SHORT EXERCISE: Locate the lines that hold the string "ПРАЗНИЦИ". Copy every such line.

⁂

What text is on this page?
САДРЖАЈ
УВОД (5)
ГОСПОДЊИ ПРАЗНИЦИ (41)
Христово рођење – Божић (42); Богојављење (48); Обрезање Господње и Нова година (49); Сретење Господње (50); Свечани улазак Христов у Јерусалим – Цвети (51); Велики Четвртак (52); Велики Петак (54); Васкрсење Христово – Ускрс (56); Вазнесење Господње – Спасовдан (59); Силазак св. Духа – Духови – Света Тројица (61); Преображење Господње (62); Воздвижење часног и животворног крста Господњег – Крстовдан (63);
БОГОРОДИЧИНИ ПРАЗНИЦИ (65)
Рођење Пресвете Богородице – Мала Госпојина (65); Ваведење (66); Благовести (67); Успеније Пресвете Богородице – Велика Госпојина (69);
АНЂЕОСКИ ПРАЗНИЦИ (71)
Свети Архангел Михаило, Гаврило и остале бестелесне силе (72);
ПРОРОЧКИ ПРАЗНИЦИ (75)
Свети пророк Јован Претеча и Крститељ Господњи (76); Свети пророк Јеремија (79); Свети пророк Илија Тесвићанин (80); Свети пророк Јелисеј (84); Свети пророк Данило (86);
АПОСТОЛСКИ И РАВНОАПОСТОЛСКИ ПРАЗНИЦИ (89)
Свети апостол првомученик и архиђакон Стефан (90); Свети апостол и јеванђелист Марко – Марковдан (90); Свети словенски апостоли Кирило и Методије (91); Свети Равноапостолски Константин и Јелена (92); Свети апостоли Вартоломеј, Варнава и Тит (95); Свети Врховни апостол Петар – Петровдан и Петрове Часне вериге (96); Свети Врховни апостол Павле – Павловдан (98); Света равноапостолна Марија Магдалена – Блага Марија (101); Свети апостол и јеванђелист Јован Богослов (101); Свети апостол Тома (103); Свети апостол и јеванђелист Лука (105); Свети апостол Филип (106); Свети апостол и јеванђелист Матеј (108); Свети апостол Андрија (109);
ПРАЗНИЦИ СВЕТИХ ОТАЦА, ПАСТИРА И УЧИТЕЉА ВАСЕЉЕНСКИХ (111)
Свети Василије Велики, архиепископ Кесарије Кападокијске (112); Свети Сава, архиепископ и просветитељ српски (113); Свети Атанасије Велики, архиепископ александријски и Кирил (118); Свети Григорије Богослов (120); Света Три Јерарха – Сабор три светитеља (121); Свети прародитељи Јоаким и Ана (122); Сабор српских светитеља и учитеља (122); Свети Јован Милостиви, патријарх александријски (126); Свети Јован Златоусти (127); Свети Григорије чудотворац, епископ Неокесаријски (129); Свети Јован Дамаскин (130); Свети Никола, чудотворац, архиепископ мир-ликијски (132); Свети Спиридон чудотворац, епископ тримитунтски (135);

⁂

ANSWER TO THIS EXERCISE:
ГОСПОДЊИ ПРАЗНИЦИ (41)
БОГОРОДИЧИНИ ПРАЗНИЦИ (65)
АНЂЕОСКИ ПРАЗНИЦИ (71)
ПРОРОЧКИ ПРАЗНИЦИ (75)
АПОСТОЛСКИ И РАВНОАПОСТОЛСКИ ПРАЗНИЦИ (89)
ПРАЗНИЦИ СВЕТИХ ОТАЦА, ПАСТИРА И УЧИТЕЉА ВАСЕЉЕНСКИХ (111)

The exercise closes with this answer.